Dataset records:
———

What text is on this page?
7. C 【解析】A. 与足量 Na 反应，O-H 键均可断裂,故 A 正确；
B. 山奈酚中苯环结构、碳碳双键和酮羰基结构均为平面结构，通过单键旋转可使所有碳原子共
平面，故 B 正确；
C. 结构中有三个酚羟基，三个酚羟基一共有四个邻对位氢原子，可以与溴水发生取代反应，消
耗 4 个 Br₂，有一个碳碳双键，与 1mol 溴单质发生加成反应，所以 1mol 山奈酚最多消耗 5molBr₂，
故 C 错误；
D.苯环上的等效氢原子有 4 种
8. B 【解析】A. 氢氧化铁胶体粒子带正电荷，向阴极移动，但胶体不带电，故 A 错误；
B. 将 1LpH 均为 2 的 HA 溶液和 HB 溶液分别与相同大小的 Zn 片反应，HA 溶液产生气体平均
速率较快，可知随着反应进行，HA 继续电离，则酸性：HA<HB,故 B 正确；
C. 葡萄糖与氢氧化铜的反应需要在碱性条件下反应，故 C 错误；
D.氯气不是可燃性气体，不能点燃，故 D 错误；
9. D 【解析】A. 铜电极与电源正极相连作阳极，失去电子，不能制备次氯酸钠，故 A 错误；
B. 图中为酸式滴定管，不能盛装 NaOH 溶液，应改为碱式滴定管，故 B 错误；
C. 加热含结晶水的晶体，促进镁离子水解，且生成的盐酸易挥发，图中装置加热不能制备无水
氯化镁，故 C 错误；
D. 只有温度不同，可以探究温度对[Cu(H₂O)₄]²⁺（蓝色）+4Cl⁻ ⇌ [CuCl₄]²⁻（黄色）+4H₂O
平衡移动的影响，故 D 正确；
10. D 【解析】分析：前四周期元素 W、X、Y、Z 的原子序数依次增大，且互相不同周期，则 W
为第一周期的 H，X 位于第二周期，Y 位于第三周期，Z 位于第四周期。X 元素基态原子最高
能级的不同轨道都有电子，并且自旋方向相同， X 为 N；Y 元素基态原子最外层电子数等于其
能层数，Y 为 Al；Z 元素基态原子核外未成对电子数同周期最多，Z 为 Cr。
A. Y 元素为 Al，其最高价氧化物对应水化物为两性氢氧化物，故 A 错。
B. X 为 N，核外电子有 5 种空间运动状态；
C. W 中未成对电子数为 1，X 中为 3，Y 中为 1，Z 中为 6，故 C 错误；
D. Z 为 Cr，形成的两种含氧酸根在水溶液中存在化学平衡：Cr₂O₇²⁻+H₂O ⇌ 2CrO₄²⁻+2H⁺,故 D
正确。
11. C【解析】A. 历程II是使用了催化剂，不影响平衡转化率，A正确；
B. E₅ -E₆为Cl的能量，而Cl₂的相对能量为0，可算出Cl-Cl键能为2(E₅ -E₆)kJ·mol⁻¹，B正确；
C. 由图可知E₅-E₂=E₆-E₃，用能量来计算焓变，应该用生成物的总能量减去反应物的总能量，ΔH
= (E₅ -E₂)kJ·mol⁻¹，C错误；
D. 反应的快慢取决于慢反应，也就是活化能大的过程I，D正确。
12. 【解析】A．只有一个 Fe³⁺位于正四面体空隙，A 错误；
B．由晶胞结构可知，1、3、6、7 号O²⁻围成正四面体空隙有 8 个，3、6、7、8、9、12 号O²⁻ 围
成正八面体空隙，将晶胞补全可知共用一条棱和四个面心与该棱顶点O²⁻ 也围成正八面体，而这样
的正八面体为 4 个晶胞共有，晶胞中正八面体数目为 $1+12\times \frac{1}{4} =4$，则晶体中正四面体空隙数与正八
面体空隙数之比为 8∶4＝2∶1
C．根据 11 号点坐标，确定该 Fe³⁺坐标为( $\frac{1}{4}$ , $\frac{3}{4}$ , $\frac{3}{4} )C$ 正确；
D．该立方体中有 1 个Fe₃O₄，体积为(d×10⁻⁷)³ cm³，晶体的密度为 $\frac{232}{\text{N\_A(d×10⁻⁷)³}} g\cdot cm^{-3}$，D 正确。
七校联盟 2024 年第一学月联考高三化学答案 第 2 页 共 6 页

———

# OBJECTIVE:
All of the entries above must be quoted exactly.

# RESPONSE TO THE TASK:
What text is on this page?
7. C 【解析】A. 与足量 Na 反应，O-H 键均可断裂,故 A 正确；
B. 山奈酚中苯环结构、碳碳双键和酮羰基结构均为平面结构，通过单键旋转可使所有碳原子共
平面，故 B 正确；
C. 结构中有三个酚羟基，三个酚羟基一共有四个邻对位氢原子，可以与溴水发生取代反应，消
耗 4 个 Br₂，有一个碳碳双键，与 1mol 溴单质发生加成反应，所以 1mol 山奈酚最多消耗 5molBr₂，
故 C 错误；
D.苯环上的等效氢原子有 4 种
8. B 【解析】A. 氢氧化铁胶体粒子带正电荷，向阴极移动，但胶体不带电，故 A 错误；
B. 将 1LpH 均为 2 的 HA 溶液和 HB 溶液分别与相同大小的 Zn 片反应，HA 溶液产生气体平均
速率较快，可知随着反应进行，HA 继续电离，则酸性：HA<HB,故 B 正确；
C. 葡萄糖与氢氧化铜的反应需要在碱性条件下反应，故 C 错误；
D.氯气不是可燃性气体，不能点燃，故 D 错误；
9. D 【解析】A. 铜电极与电源正极相连作阳极，失去电子，不能制备次氯酸钠，故 A 错误；
B. 图中为酸式滴定管，不能盛装 NaOH 溶液，应改为碱式滴定管，故 B 错误；
C. 加热含结晶水的晶体，促进镁离子水解，且生成的盐酸易挥发，图中装置加热不能制备无水
氯化镁，故 C 错误；
D. 只有温度不同，可以探究温度对[Cu(H₂O)₄]²⁺（蓝色）+4Cl⁻ ⇌ [CuCl₄]²⁻（黄色）+4H₂O
平衡移动的影响，故 D 正确；
10. D 【解析】分析：前四周期元素 W、X、Y、Z 的原子序数依次增大，且互相不同周期，则 W
为第一周期的 H，X 位于第二周期，Y 位于第三周期，Z 位于第四周期。X 元素基态原子最高
能级的不同轨道都有电子，并且自旋方向相同， X 为 N；Y 元素基态原子最外层电子数等于其
能层数，Y 为 Al；Z 元素基态原子核外未成对电子数同周期最多，Z 为 Cr。
A. Y 元素为 Al，其最高价氧化物对应水化物为两性氢氧化物，故 A 错。
B. X 为 N，核外电子有 5 种空间运动状态；
C. W 中未成对电子数为 1，X 中为 3，Y 中为 1，Z 中为 6，故 C 错误；
D. Z 为 Cr，形成的两种含氧酸根在水溶液中存在化学平衡：Cr₂O₇²⁻+H₂O ⇌ 2CrO₄²⁻+2H⁺,故 D
正确。
11. C【解析】A. 历程II是使用了催化剂，不影响平衡转化率，A正确；
B. E₅ -E₆为Cl的能量，而Cl₂的相对能量为0，可算出Cl-Cl键能为2(E₅ -E₆)kJ·mol⁻¹，B正确；
C. 由图可知E₅-E₂=E₆-E₃，用能量来计算焓变，应该用生成物的总能量减去反应物的总能量，ΔH
= (E₅ -E₂)kJ·mol⁻¹，C错误；
D. 反应的快慢取决于慢反应，也就是活化能大的过程I，D正确。
12. 【解析】A．只有一个 Fe³⁺位于正四面体空隙，A 错误；
B．由晶胞结构可知，1、3、6、7 号O²⁻围成正四面体空隙有 8 个，3、6、7、8、9、12 号O²⁻ 围
成正八面体空隙，将晶胞补全可知共用一条棱和四个面心与该棱顶点O²⁻ 也围成正八面体，而这样
的正八面体为 4 个晶胞共有，晶胞中正八面体数目为 $1+12\times \frac{1}{4} =4$，则晶体中正四面体空隙数与正八
面体空隙数之比为 8∶4＝2∶1
C．根据 11 号点坐标，确定该 Fe³⁺坐标为( $\frac{1}{4}$ , $\frac{3}{4}$ , $\frac{3}{4} )C$ 正确；
D．该立方体中有 1 个Fe₃O₄，体积为(d×10⁻⁷)³ cm³，晶体的密度为 $\frac{232}{\text{N\_A(d×10⁻⁷)³}} g\cdot cm^{-3}$，D 正确。
七校联盟 2024 年第一学月联考高三化学答案 第 2 页 共 6 页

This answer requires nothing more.